◆ **EXTRACT PROVIDED**
Column: The late film star Paxton did his first directing work on the links at Red Wing Lake in Virginia Beach

The late actor and director Bill Paxton. [Smallz & Raskind/Warner Bros. Entertainment]
BY WILL HARRIS

The actor Bill Paxton, who died on Saturday, Feb. 25, at age 61 due to complications from surgery, made a lot of great movies in his time. Navy SEALs – partially filmed in Virginia Beach – is not generally considered to be one of them. 

For Paxton, however, it proved to be a pretty big deal. It provided the actor with his first real opportunity to step behind the camera and play director on a feature film.

Paxton’s only official credit on the film is for his acting work. I interviewed him in 2010 for the website Bullz-Eye.com. When I told him where I was calling from, it didn’t take him long to tell the tale.

It all started because of a touch-football scene in the script. Paxton felt it was such an egregious rip-off the volleyball scene in Top Gun that it needed to be switched to something else. His suggestion: have the guys play a round of golf instead.

“I went to the producers and the director, and I said, ‘Let’s do a golf sequence, it offers us a lot more opportunity to do some fun stuff, too,’” Paxton told me. “So I was asked to write up a sequence, which was going to be kind of a montage sequence of the guys letting off some steam after a mission, and they’re playing golf.”

The golfing was filmed over the course of a couple of days at Red Wing Lake Golf Course in Virginia Beach. Paxton described it as “a beautiful course.”

“The fairways were really heavily lined with woods, so we went out and shot a couple days of it, and we had a blast doing it,” Paxton said. “And then about a week later, the producer comes up to me and says, ‘You know, the editor just can’t really make heads or tails out of this stuff. He needs more shots to really build a montage. But, you know, I’ve got to go up and shoot a scene up in DC.’ I guess they were going to shoot a scene with Joanne Whalley-Kilmer and somebody else, so there was a free day. And he said, ‘Would you take the boys out and just do some second unit shots?’” 

Paxton didn’t have to be asked twice. He immediately started putting together his shot list.

A few years later, I talked to Paxton again, this time for The A.V. Club, and he went into more detail about the material he filmed.

◆ **INFORMATION GIVEN**

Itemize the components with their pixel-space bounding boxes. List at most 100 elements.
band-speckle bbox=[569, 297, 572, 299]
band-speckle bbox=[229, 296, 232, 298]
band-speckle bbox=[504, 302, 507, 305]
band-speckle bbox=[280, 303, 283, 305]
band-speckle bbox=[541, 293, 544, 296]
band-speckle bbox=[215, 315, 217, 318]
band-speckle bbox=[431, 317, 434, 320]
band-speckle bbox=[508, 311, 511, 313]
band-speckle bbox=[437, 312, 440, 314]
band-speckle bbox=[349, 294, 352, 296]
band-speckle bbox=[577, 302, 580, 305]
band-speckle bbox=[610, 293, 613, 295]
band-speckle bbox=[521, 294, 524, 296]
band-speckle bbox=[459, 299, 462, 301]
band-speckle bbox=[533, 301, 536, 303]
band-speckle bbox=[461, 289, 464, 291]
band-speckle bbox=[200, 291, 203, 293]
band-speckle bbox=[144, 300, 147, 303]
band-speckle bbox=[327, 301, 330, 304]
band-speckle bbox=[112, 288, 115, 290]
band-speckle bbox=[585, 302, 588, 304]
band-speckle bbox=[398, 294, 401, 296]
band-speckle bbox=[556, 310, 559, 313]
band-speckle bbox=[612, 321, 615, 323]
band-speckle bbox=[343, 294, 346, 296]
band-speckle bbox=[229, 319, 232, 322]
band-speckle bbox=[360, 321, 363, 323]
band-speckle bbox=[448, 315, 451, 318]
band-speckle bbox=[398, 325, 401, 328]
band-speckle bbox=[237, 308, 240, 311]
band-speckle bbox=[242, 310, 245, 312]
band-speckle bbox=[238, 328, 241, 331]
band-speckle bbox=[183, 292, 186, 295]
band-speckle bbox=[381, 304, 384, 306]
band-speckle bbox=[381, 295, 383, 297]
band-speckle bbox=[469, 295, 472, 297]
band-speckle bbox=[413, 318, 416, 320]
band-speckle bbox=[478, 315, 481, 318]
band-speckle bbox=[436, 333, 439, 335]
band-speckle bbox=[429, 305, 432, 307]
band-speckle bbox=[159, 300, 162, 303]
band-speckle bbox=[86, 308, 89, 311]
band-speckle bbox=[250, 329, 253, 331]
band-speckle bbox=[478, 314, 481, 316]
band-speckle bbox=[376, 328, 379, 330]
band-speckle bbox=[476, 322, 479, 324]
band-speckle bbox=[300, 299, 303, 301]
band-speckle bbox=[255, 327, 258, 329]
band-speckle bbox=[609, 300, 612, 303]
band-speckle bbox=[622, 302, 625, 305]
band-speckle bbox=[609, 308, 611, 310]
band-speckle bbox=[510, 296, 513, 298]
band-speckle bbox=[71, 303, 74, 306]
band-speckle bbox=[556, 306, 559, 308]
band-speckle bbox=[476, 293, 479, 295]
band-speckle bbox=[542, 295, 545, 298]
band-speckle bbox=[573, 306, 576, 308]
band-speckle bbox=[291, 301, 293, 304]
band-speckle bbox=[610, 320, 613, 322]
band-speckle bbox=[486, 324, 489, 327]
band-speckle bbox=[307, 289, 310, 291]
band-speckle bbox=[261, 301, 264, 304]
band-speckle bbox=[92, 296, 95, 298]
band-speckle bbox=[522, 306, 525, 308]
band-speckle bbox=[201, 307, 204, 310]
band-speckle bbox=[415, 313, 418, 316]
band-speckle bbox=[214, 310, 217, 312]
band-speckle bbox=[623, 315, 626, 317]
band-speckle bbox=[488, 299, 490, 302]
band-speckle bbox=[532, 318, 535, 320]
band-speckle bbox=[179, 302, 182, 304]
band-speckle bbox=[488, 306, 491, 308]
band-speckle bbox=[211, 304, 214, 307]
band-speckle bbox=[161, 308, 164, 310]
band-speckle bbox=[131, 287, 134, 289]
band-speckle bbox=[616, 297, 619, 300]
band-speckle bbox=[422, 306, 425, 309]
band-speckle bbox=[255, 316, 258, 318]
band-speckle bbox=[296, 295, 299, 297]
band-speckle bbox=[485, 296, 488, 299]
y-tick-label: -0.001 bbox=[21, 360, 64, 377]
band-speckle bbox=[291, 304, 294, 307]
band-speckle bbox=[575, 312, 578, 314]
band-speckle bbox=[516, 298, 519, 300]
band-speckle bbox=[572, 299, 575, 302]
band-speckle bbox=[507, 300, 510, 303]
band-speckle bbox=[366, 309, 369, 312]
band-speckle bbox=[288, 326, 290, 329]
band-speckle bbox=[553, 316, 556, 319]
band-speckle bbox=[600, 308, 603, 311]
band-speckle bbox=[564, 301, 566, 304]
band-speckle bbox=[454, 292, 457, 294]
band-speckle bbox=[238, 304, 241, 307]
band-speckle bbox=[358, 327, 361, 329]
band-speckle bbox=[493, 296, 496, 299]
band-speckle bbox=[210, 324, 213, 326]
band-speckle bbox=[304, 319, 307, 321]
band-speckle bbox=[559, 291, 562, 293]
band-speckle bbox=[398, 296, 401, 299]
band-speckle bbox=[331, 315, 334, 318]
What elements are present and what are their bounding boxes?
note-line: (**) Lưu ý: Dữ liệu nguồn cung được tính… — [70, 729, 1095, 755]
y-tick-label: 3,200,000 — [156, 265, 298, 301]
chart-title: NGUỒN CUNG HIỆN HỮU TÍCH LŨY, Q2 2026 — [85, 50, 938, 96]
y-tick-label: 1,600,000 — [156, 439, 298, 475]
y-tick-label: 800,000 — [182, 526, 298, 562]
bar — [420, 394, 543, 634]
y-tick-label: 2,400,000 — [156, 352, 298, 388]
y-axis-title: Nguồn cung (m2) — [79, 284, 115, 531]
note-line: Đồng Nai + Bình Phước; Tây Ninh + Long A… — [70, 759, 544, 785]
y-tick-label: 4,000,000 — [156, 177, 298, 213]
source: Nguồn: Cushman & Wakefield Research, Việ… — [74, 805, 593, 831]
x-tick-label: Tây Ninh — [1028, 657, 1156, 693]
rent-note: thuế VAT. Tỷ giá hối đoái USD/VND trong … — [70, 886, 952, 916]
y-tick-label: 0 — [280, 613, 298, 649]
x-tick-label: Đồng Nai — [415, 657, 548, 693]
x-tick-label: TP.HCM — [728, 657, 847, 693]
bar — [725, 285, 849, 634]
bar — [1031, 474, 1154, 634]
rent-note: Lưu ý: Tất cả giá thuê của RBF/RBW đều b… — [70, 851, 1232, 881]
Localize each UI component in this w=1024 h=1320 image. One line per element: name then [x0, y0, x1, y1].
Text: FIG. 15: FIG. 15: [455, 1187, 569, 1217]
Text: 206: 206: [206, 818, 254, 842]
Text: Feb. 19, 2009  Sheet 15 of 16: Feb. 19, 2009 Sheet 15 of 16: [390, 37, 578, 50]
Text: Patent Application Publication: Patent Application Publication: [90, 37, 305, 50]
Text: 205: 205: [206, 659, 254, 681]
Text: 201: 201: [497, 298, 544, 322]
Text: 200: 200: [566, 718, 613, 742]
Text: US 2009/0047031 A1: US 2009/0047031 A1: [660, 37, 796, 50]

◆ **WHAT TO WORK ON**
Reproduce verbatim the part of the Bill Paxton column that opens with the words containing "Paxton’s only official" and closes with "tell the tale.".

◆ **RESPONSE BOX**
Paxton’s only official credit on the film is for his acting work. I interviewed him in 2010 for the website Bullz-Eye.com. When I told him where I was calling from, it didn’t take him long to tell the tale.